Problem details: Please list all lines of the material below in which the string "MACD" occurs.

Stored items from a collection
§
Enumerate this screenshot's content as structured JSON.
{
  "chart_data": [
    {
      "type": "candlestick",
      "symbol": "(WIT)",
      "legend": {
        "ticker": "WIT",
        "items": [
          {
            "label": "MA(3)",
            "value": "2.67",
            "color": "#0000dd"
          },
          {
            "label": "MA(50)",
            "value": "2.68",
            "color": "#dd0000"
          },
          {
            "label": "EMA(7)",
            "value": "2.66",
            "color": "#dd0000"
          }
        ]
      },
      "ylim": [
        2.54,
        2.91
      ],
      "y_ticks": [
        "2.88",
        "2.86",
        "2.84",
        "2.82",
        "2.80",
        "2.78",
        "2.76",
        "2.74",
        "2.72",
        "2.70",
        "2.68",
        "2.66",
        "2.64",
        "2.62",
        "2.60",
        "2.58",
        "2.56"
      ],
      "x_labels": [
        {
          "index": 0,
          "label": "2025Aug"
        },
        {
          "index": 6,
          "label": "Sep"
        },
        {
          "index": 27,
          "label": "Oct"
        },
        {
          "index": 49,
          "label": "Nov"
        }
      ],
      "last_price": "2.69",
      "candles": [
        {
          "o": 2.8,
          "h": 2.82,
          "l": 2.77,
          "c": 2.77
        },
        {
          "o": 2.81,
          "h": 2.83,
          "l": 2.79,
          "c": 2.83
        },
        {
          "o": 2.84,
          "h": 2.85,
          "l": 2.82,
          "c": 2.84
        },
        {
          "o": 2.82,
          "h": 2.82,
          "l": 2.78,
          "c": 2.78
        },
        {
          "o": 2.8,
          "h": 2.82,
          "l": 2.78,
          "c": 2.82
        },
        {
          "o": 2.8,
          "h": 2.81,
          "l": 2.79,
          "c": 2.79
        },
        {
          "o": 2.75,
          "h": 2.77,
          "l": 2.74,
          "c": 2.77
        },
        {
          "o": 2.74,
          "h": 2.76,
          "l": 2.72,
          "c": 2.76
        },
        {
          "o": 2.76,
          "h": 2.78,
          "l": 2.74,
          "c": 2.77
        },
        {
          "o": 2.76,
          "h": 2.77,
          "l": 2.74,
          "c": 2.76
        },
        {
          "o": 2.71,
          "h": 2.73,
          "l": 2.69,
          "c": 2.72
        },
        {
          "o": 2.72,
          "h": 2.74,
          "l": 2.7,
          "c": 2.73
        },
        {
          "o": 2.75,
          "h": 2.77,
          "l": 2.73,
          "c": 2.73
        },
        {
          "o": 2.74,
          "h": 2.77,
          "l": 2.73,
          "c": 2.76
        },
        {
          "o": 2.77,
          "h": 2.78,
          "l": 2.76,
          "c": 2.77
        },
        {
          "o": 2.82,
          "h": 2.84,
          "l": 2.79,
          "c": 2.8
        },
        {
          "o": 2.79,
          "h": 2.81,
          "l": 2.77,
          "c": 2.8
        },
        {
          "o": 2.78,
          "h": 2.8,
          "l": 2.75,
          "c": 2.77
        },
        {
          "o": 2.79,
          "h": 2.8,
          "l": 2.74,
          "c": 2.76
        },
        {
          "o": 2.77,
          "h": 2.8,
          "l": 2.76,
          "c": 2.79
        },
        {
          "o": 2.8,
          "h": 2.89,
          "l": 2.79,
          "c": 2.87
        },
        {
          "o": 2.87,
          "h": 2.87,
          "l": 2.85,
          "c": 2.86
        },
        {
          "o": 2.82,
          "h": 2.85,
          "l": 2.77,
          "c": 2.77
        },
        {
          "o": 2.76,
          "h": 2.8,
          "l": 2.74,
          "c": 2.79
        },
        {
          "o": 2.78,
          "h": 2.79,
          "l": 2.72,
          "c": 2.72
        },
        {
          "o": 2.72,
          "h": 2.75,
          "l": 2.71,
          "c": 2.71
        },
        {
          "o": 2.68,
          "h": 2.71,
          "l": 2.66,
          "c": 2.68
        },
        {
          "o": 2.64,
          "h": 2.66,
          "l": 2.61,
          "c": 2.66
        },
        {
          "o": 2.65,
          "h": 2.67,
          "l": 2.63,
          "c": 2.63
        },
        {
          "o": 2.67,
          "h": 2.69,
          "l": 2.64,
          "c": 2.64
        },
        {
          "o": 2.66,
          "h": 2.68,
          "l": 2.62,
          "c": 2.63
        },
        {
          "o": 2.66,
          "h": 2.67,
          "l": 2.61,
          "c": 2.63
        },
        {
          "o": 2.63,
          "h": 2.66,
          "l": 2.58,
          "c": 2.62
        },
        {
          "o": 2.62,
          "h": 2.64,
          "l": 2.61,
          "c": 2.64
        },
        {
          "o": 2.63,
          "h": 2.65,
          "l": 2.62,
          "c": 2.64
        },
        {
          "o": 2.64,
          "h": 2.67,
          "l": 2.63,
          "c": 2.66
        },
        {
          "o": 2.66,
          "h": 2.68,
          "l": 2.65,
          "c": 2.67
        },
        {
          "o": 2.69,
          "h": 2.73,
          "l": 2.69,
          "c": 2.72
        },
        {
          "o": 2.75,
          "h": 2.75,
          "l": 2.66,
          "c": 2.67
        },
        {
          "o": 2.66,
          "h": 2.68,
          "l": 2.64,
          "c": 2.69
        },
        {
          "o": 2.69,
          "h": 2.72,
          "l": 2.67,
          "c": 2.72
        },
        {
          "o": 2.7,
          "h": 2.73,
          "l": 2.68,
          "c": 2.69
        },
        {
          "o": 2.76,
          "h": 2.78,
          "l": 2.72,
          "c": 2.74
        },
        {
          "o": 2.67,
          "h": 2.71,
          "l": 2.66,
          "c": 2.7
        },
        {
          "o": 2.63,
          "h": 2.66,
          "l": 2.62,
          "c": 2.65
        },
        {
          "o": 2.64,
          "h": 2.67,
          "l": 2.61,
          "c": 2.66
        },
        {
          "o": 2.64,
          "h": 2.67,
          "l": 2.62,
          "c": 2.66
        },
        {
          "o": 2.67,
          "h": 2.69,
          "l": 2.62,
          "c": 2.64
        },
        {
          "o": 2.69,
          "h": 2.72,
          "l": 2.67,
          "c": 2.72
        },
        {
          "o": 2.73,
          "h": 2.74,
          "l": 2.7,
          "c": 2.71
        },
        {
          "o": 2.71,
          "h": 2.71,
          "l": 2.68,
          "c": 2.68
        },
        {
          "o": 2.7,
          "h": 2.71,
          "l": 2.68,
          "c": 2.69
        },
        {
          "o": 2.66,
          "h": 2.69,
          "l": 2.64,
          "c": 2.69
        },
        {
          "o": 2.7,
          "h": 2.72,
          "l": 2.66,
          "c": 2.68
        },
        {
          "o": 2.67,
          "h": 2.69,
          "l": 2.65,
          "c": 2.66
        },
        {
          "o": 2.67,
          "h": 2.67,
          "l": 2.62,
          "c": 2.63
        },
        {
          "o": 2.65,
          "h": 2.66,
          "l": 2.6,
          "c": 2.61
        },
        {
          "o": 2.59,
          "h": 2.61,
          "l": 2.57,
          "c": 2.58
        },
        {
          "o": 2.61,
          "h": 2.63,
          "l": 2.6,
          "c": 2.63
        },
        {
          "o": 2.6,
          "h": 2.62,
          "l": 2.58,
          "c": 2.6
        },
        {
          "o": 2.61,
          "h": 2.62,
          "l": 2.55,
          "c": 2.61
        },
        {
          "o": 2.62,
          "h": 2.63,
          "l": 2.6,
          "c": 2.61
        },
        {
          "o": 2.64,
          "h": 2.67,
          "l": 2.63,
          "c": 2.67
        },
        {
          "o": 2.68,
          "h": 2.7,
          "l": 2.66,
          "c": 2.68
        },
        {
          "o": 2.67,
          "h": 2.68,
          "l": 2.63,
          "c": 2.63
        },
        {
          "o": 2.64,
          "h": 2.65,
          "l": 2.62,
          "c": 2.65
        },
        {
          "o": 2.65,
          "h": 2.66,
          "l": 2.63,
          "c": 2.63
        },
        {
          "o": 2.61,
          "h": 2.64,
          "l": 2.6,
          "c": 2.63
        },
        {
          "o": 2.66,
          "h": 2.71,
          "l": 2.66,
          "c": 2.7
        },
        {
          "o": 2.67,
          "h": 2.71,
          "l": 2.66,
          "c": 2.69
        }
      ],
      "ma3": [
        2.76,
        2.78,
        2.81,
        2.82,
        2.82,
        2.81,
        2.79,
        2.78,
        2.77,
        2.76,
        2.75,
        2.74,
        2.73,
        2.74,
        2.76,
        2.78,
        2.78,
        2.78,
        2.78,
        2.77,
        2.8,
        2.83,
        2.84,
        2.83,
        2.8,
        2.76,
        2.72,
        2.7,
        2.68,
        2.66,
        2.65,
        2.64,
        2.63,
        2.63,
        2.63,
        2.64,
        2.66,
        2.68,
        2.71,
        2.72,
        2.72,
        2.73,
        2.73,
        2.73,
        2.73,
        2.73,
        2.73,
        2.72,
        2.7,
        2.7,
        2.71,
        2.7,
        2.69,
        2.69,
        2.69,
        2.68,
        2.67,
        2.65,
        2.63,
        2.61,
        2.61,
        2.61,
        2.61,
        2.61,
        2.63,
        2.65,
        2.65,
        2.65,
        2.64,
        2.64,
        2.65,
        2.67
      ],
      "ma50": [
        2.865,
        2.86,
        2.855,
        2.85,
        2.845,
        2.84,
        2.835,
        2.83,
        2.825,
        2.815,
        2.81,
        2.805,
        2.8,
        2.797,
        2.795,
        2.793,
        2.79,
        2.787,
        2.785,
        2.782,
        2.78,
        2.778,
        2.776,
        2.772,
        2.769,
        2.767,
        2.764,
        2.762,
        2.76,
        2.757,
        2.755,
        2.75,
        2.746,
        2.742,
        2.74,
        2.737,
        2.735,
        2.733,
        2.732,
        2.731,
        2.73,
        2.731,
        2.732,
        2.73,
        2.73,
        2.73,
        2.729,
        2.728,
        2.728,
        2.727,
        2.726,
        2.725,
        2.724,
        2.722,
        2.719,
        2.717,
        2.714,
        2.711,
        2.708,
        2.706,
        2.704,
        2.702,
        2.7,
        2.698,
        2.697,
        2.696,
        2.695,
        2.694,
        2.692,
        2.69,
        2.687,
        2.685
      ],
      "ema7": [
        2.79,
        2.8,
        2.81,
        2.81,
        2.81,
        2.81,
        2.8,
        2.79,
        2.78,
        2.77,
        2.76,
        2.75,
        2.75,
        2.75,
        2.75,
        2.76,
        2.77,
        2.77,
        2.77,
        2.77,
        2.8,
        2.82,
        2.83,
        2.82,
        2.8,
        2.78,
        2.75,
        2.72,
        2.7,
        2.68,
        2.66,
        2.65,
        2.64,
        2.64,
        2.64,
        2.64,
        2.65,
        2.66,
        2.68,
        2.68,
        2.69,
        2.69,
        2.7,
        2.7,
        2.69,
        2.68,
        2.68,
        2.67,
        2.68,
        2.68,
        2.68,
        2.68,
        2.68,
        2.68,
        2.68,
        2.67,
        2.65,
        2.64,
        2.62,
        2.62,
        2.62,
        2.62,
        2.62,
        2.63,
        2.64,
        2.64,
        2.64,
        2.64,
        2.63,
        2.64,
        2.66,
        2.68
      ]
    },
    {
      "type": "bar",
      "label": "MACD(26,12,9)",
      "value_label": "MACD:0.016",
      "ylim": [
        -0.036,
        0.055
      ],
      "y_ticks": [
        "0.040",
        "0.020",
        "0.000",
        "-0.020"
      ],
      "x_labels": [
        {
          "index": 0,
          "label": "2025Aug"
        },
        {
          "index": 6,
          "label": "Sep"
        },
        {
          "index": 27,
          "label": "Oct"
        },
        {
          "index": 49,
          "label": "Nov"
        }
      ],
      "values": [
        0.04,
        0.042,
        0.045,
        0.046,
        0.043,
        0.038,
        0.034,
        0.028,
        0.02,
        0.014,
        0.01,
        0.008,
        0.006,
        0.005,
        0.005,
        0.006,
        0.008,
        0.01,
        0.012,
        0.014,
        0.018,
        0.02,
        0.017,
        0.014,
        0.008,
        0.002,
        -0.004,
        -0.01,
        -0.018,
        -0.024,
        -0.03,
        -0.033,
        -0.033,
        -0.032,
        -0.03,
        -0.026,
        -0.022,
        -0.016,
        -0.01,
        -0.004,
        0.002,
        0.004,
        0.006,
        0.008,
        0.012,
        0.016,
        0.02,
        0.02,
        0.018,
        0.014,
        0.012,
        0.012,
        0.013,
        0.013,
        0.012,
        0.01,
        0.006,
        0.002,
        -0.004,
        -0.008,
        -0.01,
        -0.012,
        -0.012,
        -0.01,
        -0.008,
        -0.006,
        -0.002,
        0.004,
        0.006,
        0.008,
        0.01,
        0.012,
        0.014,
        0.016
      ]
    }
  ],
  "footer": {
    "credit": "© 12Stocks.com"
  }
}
§
Full answer:
      "label": "MACD(26,12,9)",
      "value_label": "MACD:0.016",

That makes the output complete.